> **Exercise goal**:
Restate the data word for word and leave the images out.

═════ Given data ═════

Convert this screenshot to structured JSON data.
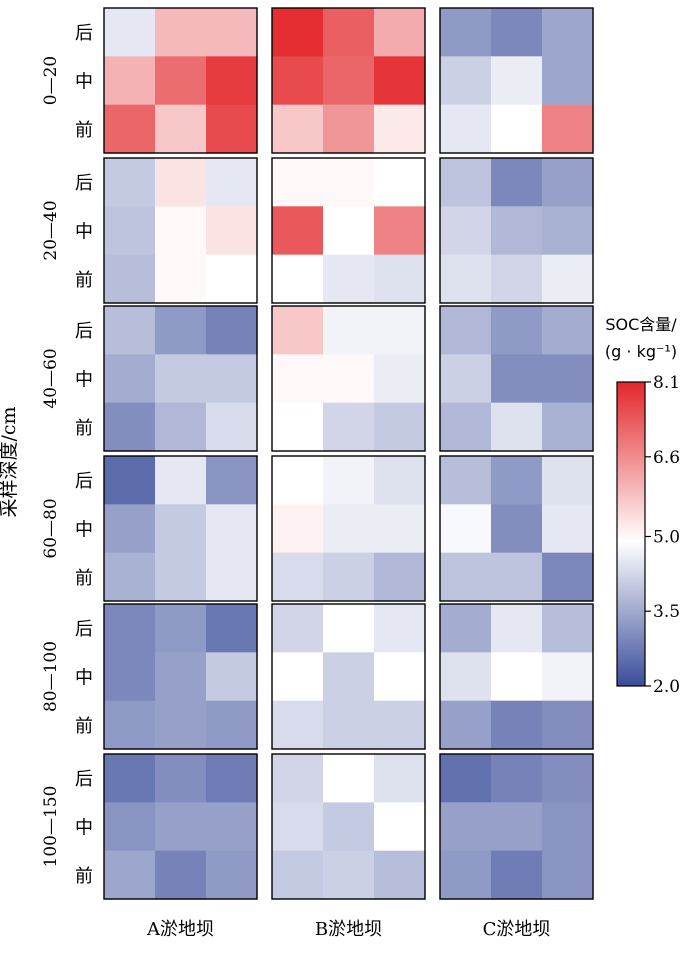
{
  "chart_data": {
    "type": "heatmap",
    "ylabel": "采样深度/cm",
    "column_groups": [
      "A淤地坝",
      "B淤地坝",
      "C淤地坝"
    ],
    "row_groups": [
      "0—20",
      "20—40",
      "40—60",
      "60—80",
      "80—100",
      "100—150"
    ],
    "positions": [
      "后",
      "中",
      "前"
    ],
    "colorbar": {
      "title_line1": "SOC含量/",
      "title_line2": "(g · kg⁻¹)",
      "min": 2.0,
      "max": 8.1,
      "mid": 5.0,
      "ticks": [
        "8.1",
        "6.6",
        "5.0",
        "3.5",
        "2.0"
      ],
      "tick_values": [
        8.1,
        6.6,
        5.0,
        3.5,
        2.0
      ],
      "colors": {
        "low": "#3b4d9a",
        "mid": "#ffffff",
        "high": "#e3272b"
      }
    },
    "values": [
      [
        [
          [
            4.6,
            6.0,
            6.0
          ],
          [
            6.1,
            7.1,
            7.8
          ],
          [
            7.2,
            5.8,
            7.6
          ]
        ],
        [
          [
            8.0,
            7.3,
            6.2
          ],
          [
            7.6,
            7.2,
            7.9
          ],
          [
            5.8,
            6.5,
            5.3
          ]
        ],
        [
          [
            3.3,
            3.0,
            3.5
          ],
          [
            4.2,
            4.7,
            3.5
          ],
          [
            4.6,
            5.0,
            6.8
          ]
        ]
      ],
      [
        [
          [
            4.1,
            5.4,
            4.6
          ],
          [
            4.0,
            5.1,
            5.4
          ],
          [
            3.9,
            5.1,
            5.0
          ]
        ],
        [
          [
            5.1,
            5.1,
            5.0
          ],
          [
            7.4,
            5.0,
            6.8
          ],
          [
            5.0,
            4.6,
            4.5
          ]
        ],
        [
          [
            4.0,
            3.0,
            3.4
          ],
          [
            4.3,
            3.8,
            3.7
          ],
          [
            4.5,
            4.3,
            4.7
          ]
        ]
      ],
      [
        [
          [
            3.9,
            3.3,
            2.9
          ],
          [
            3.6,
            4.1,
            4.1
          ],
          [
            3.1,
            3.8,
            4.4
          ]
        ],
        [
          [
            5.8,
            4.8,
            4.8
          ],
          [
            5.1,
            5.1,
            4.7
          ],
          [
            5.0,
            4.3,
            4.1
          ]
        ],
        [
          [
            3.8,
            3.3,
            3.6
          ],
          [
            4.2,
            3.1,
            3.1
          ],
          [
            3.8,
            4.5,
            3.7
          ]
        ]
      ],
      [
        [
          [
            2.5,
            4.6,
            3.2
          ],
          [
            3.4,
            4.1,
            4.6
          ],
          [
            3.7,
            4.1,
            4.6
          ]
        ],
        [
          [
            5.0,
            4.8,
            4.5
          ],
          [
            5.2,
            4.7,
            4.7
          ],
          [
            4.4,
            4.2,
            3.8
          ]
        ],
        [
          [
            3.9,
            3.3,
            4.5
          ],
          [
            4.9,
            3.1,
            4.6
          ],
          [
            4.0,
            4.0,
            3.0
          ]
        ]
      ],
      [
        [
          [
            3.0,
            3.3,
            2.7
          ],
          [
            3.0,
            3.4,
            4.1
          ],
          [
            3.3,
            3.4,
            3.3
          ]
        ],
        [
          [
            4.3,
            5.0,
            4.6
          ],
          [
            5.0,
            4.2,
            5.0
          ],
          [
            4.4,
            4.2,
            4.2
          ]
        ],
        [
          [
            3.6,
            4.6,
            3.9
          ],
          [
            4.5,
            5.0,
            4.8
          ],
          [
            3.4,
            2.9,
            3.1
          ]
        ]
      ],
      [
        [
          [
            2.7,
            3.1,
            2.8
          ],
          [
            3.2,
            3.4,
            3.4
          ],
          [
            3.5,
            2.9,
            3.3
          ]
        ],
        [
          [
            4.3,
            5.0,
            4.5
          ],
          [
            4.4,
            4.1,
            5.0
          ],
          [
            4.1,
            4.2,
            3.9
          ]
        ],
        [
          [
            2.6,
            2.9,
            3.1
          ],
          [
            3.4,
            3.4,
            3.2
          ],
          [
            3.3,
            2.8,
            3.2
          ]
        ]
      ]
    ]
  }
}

═════

> **Solution**:
Convert this screenshot to structured JSON data.
{
  "chart_data": {
    "type": "heatmap",
    "ylabel": "采样深度/cm",
    "column_groups": [
      "A淤地坝",
      "B淤地坝",
      "C淤地坝"
    ],
    "row_groups": [
      "0—20",
      "20—40",
      "40—60",
      "60—80",
      "80—100",
      "100—150"
    ],
    "positions": [
      "后",
      "中",
      "前"
    ],
    "colorbar": {
      "title_line1": "SOC含量/",
      "title_line2": "(g · kg⁻¹)",
      "min": 2.0,
      "max": 8.1,
      "mid": 5.0,
      "ticks": [
        "8.1",
        "6.6",
        "5.0",
        "3.5",
        "2.0"
      ],
      "tick_values": [
        8.1,
        6.6,
        5.0,
        3.5,
        2.0
      ],
      "colors": {
        "low": "#3b4d9a",
        "mid": "#ffffff",
        "high": "#e3272b"
      }
    },
    "values": [
      [
        [
          [
            4.6,
            6.0,
            6.0
          ],
          [
            6.1,
            7.1,
            7.8
          ],
          [
            7.2,
            5.8,
            7.6
          ]
        ],
        [
          [
            8.0,
            7.3,
            6.2
          ],
          [
            7.6,
            7.2,
            7.9
          ],
          [
            5.8,
            6.5,
            5.3
          ]
        ],
        [
          [
            3.3,
            3.0,
            3.5
          ],
          [
            4.2,
            4.7,
            3.5
          ],
          [
            4.6,
            5.0,
            6.8
          ]
        ]
      ],
      [
        [
          [
            4.1,
            5.4,
            4.6
          ],
          [
            4.0,
            5.1,
            5.4
          ],
          [
            3.9,
            5.1,
            5.0
          ]
        ],
        [
          [
            5.1,
            5.1,
            5.0
          ],
          [
            7.4,
            5.0,
            6.8
          ],
          [
            5.0,
            4.6,
            4.5
          ]
        ],
        [
          [
            4.0,
            3.0,
            3.4
          ],
          [
            4.3,
            3.8,
            3.7
          ],
          [
            4.5,
            4.3,
            4.7
          ]
        ]
      ],
      [
        [
          [
            3.9,
            3.3,
            2.9
          ],
          [
            3.6,
            4.1,
            4.1
          ],
          [
            3.1,
            3.8,
            4.4
          ]
        ],
        [
          [
            5.8,
            4.8,
            4.8
          ],
          [
            5.1,
            5.1,
            4.7
          ],
          [
            5.0,
            4.3,
            4.1
          ]
        ],
        [
          [
            3.8,
            3.3,
            3.6
          ],
          [
            4.2,
            3.1,
            3.1
          ],
          [
            3.8,
            4.5,
            3.7
          ]
        ]
      ],
      [
        [
          [
            2.5,
            4.6,
            3.2
          ],
          [
            3.4,
            4.1,
            4.6
          ],
          [
            3.7,
            4.1,
            4.6
          ]
        ],
        [
          [
            5.0,
            4.8,
            4.5
          ],
          [
            5.2,
            4.7,
            4.7
          ],
          [
            4.4,
            4.2,
            3.8
          ]
        ],
        [
          [
            3.9,
            3.3,
            4.5
          ],
          [
            4.9,
            3.1,
            4.6
          ],
          [
            4.0,
            4.0,
            3.0
          ]
        ]
      ],
      [
        [
          [
            3.0,
            3.3,
            2.7
          ],
          [
            3.0,
            3.4,
            4.1
          ],
          [
            3.3,
            3.4,
            3.3
          ]
        ],
        [
          [
            4.3,
            5.0,
            4.6
          ],
          [
            5.0,
            4.2,
            5.0
          ],
          [
            4.4,
            4.2,
            4.2
          ]
        ],
        [
          [
            3.6,
            4.6,
            3.9
          ],
          [
            4.5,
            5.0,
            4.8
          ],
          [
            3.4,
            2.9,
            3.1
          ]
        ]
      ],
      [
        [
          [
            2.7,
            3.1,
            2.8
          ],
          [
            3.2,
            3.4,
            3.4
          ],
          [
            3.5,
            2.9,
            3.3
          ]
        ],
        [
          [
            4.3,
            5.0,
            4.5
          ],
          [
            4.4,
            4.1,
            5.0
          ],
          [
            4.1,
            4.2,
            3.9
          ]
        ],
        [
          [
            2.6,
            2.9,
            3.1
          ],
          [
            3.4,
            3.4,
            3.2
          ],
          [
            3.3,
            2.8,
            3.2
          ]
        ]
      ]
    ]
  }
}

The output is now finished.